Responsible for driving, designing and building scalable ETL systems for a big data warehouse to implement robust & trustworthy data to support high performing ML algorithms, predictive models and support real-time data visualisation requirements across the organisation to enable self-help analytics
Responsibilities:
Systematic solution design of the ETL and data pipeline inline with business user specifications
- Ensure highest data quality assurance, data accuracy and data completeness through regular and in-depth review and testing of work
- Create easily understandable technical documentation that are kept up to date
- Conduct data design, database architecture, metadata and repository creation activities and tasks as required by business stakeholder.
- Translates business needs into long-term architecture solutions.
- Define, design and build dimensional databases.
- Design the ETL pipelines
- Responsible for developing data warehousing blueprints, evaluating hardware and software platforms and integrating systems.
- Evaluates reusability of current data for additional analyses.
- Conducts data cleaning to rid the system of old, unused, or duplicate data.
- Review object and data models and the metadata repository to structure the data for better management and quicker access.
- Determine processes to ensure execution of relevant data application requirements for various business needs
- Utilise relevant templates that outlines the requirements for each step within the data modelling journey
- Conduct testing and quality control of databases to ensure accurate and appropriate use of data.
- Initiate and successfully motivate improved ways of operating
Develop and implement ETL pipelines aligned to the approved solution design
- Enhance and maintain our existing ETL frameworks in line with agreed design patterns and internal governance standards to improve our EDW product offering and to remain scalable
- Implement the ETL pipeline in a timely manner
- Utilise most accurate data source to remodel into a set of data that is understandable to the end user.

» **PROBLEMS TO SOLVE**:
- a) Repeat word for word the part of the ETL job description that opens with the words containing "Responsible for driving, designing" and closes with "build dimensional databases.".
- b) Write the next part of the ETL job description, picking up after its last line.
The data after this point is separate from the ETL job description.

» **COLLECTED MATERIAL**:
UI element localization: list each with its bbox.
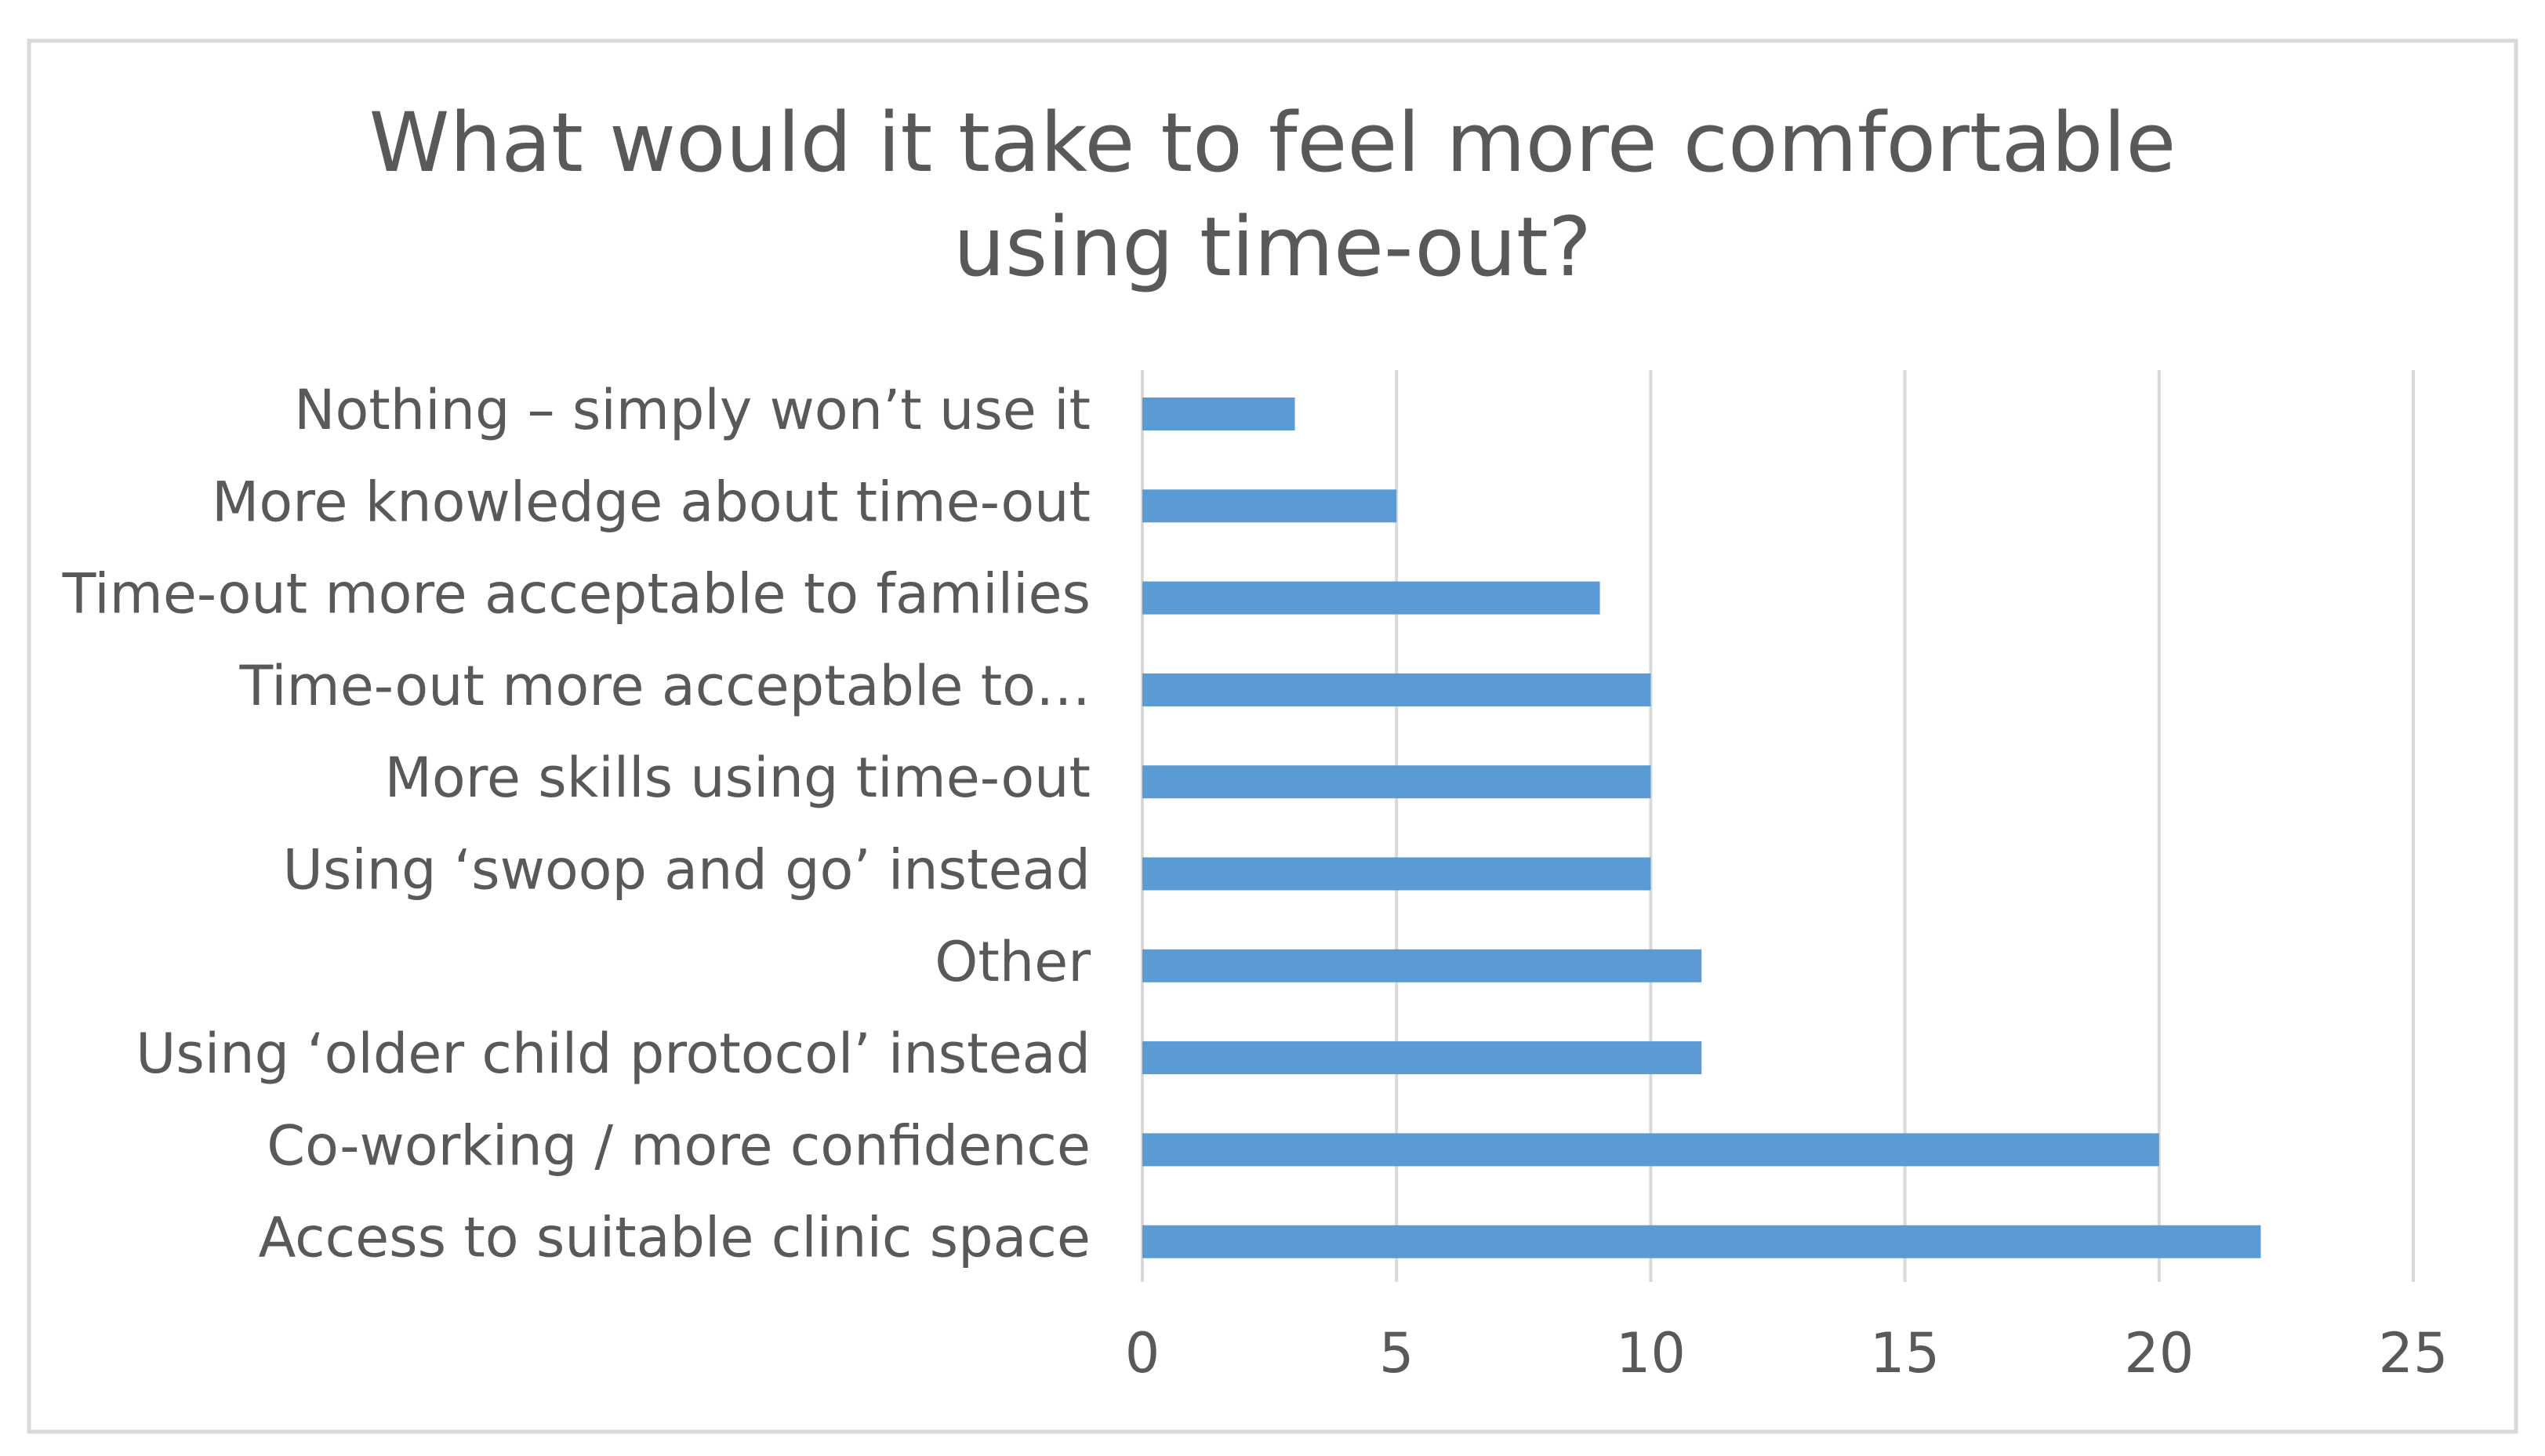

» **TASK ANSWERS**:
- a)
Responsible for driving, designing and building scalable ETL systems for a big data warehouse to implement robust & trustworthy data to support high performing ML algorithms, predictive models and support real-time data visualisation requirements across the organisation to enable self-help analytics
Responsibilities:
Systematic solution design of the ETL and data pipeline inline with business user specifications
- Ensure highest data quality assurance, data accuracy and data completeness through regular and in-depth review and testing of work
- Create easily understandable technical documentation that are kept up to date
- Conduct data design, database architecture, metadata and repository creation activities and tasks as required by business stakeholder.
- Translates business needs into long-term architecture solutions.
- Define, design and build dimensional databases.

- b)
- Understand data structures to deliver data sets that are deliver to exact requirements of end user brief
- Ensure data is precise and is benchmarked and validated against financial records
- Utilise consistent data sources which result in one version of the truth
- Deliver on standard data marts that can be utilised for reporting and analysis which is well documented and understood by business users.
- Translate Meta data into explanatory reports and visuals for easy understanding to end user.
- Perform data pre-processing which includes data manipulation, transformation, normalisation, standardisation, visualisation and derivation of new variables/features, as applicable to developing specific algorithms or models.
Ensure data governance and data quality assurance standards are upheld
Deal with customers in a customer centric manner
Effective self-management and teamwork
Requirements:
3 year IT related degree
Post graduate qualification (advantageous)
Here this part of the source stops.